Directions for this task:
Write the next part of the tracker thread below about blocking spambot registration attempts on the /register/ page, picking up after its final comment.

Source passage:
┌──
An IP address GETs /register/, and then POSTs to it. I'm guessing this is a spambot, attempting to register for splogs. Apparently, these attempts are failing - probably because of our * whitelist. However, on the Sunday in question, we were getting fielding these requests on the order of 20-40 times per minute. Each one of these attempts loads the entirety of WordPress - twice, actually - before finally disallowing the registration.

For wp-login.php, I'm using a trick that denies POST requests that don't originate from one of our domains - this catches most brute-force login attempts. The same technique won't work for the /register/attack, because they appear to be moving through the /register/ page. (At least, some of them do.) Stuff like CAPTCHAs, honeypots, etc also are unlikely to do much, because (a) we're not having a spam problem, and (b) these techniques require loading WP, which is the root of our problem.

One idea might be to move the /register/ page to a different URL, one that BP spammers are less likely to guess. This is a pretty thin veil, but it might help. Then again, it might cause other problems with incoming links if we were to change it.

Ray, Dom, I'm adding you as watchers in case you have any ideas about how this might be tackled at the Apache level.

Actions #6

Updated by Matt Gold about 10 years ago

Thanks for your work on this, Boone.

Actions #7

Updated by Dominic Giglio about 10 years ago

I agree that htaccess is where the fix for such attacks/requests belong.

I've been following Jeff Starr over at for a while now and he has a great set of htaccess rules for optimizing and protecting a WordPress site. He calls them "G Series" blacklists. The current version is the 5G Blacklist. You can read all about it and see what he includes and why here:

I'm not saying we need the whole thing but there are a bunch of great/advanced htaccess best practices that could help us out. One of his hobbies is server monitoring so he's done a fair amount of tweaking and customization when it comes to that frontline wall provided by apache/htaccess rules.

Actions #8

Updated by Raymond Hoh about 10 years ago

I am going to second Jeff Starr's 5G .htaccess list. Was about to post the same thing, Dom!

We can also try using the Cookies for Comments plugin and use the .htaccess rules that that plugin recommends, but use the BP registration slug in place of wp-signup.php as well.

Actions #9

Updated by Dominic Giglio about 10 years ago

Great minds think alike!! :-)

Actions #10

Updated by Boone Gorges about 10 years ago

Thanks for the thoughtful feedback, guys.
└──
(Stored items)
┌──
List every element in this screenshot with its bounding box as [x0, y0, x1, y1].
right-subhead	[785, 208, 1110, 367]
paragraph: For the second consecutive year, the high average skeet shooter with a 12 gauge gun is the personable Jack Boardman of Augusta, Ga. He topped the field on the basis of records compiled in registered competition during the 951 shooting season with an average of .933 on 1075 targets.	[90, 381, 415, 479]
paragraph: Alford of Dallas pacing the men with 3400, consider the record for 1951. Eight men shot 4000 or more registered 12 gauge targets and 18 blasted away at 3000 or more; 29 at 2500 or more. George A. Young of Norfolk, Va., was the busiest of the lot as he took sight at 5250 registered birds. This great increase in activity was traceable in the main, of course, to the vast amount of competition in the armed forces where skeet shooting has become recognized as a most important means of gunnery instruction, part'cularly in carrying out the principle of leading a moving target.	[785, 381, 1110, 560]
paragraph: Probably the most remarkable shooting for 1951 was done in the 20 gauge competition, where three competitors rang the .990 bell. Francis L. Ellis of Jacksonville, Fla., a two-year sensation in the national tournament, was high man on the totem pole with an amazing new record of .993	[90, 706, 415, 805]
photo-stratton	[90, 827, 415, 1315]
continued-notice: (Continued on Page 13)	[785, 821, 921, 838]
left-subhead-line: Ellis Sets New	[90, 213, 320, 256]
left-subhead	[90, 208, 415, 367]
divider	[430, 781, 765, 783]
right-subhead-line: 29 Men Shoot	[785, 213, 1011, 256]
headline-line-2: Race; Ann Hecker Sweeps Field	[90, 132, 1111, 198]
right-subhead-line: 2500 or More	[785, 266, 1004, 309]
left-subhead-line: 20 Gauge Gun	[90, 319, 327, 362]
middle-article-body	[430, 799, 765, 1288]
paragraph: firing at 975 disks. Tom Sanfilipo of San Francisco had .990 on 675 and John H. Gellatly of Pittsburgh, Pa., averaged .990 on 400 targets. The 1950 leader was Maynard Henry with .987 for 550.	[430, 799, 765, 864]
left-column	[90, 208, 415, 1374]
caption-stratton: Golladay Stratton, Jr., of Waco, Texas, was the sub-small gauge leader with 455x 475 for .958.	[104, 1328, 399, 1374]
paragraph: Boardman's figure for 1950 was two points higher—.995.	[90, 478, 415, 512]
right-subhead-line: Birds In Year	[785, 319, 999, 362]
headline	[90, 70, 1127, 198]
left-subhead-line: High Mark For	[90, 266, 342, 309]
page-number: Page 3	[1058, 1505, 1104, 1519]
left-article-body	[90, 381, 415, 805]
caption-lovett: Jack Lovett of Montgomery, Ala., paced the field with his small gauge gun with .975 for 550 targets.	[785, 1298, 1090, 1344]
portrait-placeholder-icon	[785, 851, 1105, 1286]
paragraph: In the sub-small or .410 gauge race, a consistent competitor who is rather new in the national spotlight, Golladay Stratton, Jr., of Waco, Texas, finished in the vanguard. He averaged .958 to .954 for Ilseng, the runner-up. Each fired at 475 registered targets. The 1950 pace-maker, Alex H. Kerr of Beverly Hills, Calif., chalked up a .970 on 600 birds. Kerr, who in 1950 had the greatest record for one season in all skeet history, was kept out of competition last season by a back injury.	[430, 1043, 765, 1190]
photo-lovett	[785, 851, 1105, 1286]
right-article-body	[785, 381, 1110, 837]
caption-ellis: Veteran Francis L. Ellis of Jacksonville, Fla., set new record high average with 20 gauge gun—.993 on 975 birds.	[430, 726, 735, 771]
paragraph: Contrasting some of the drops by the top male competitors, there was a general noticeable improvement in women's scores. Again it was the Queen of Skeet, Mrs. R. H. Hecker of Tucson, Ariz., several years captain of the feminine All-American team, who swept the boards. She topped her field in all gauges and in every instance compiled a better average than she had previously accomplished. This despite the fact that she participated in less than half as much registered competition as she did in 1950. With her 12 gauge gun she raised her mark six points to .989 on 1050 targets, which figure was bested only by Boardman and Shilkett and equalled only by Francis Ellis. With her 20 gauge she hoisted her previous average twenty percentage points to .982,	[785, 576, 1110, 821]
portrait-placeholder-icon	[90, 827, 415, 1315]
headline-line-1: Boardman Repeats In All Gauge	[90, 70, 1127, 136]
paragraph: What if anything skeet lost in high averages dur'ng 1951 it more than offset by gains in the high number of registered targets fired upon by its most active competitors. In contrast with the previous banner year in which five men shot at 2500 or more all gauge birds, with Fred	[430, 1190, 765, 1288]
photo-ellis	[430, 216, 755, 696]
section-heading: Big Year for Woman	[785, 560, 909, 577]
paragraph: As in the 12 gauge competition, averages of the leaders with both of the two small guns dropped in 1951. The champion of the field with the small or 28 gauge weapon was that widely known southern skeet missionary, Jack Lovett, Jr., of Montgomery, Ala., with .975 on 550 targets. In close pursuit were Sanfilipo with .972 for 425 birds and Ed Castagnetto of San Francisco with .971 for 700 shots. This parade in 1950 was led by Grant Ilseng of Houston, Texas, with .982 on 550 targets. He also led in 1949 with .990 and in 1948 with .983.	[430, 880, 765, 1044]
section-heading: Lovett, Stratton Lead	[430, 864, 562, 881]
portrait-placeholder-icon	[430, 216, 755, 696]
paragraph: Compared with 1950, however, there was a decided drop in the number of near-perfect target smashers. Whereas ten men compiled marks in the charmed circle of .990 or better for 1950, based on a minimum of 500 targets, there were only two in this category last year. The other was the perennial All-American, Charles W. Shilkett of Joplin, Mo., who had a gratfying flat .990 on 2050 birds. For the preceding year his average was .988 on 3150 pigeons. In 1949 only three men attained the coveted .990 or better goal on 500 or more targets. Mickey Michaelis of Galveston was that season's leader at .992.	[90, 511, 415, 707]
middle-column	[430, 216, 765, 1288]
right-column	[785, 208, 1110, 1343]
└──
Response to this task:
A lot of these 5G rules look pretty good, but I don't see at a glance which ones will help with this specific issue. Maybe the user-agent check? Though that won't help either if the bot is spoofing.

Good idea about the cookie check, Ray. I'd considered a similar trick. It'd make registration impossible for users with cookies turned off, but then again you need cookies to use WP as a logged-in user anyway. I'm going to play with the CFC cookie plugin to see how it works - I see it's doing something clever with an auto-generated css file, and I'd like to understand it better.

Actions #11

Updated by Raymond Hoh about 10 years ago

Just created a companion plugin that blocks logins and BP registrations if the cookie generated by Cookies for Comments does not exist.

Feel free to give that a try as well.

Note: The plugin is meant to supplement Cookies for Comments. The .htaccess rules will be infinitely better! With my plugin, you can now use the .htaccess rules on wp-login.php as well.

Something like this:

# on the wp-login.php page, check if a POST request is made and check if our special cookie exists
# if not, forbid the login attempt from happening
RewriteRule ^wp-login.php - [F,L]
Actions #12

Updated by Boone Gorges about 10 years ago

  • Status changed from Assigned to Resolved

The plugin looks pretty nifty, Ray. Thanks!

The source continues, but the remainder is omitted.